Copy every line of the records below that holds the word "this".

Input
## Begin

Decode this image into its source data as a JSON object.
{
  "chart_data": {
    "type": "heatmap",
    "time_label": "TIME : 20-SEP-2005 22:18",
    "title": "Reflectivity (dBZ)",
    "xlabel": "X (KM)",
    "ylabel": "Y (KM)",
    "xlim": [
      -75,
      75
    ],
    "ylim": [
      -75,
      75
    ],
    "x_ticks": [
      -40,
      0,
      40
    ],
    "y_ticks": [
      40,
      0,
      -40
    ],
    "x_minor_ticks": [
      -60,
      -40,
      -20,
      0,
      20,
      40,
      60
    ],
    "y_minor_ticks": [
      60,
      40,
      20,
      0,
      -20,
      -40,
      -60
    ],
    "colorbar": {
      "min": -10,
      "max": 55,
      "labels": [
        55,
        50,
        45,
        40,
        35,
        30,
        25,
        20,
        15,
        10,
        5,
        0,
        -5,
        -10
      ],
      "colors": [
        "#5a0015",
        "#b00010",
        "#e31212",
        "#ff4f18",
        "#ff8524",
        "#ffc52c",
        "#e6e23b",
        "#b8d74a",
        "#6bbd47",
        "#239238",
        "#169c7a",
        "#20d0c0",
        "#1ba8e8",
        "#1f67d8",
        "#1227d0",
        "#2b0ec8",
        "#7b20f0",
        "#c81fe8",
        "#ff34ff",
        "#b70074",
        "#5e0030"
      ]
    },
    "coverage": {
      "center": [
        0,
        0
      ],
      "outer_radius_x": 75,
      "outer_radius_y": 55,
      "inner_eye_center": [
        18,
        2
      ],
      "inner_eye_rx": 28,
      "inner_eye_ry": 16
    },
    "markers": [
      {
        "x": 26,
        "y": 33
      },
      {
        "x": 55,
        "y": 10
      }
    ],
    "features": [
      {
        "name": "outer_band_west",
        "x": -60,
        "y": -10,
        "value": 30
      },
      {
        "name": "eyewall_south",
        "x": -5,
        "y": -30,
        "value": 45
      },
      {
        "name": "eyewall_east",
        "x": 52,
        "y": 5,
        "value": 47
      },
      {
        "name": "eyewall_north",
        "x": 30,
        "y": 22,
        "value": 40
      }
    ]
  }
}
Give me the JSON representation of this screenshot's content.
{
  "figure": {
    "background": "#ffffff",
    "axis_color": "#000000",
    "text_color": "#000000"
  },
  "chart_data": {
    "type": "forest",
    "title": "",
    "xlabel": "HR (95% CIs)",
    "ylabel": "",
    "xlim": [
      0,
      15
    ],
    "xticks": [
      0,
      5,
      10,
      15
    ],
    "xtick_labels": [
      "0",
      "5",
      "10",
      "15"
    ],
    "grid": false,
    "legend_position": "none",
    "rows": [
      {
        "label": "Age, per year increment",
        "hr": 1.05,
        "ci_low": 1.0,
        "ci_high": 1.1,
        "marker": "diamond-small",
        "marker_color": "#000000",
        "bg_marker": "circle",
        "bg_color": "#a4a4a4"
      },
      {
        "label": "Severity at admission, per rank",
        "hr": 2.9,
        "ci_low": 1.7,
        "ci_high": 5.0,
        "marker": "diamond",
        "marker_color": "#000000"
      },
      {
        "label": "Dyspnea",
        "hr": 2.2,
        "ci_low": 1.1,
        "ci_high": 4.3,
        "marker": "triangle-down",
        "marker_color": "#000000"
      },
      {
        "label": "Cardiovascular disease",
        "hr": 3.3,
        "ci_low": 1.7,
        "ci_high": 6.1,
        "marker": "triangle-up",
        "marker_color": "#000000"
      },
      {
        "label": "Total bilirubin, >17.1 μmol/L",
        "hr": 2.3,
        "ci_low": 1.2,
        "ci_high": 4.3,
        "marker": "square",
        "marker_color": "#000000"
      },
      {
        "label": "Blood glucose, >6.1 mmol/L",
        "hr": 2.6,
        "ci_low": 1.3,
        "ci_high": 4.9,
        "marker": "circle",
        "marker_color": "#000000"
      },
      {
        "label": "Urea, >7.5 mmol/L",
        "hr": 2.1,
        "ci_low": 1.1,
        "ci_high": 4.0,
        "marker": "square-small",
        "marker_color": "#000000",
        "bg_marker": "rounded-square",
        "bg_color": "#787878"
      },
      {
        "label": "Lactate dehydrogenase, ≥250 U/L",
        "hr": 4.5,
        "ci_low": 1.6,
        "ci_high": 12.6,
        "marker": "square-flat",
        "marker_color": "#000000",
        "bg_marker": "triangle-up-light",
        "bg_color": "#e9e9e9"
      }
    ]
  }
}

## End

Exercise output
Decode this image into its source data as a JSON object.
Give me the JSON representation of this screenshot's content.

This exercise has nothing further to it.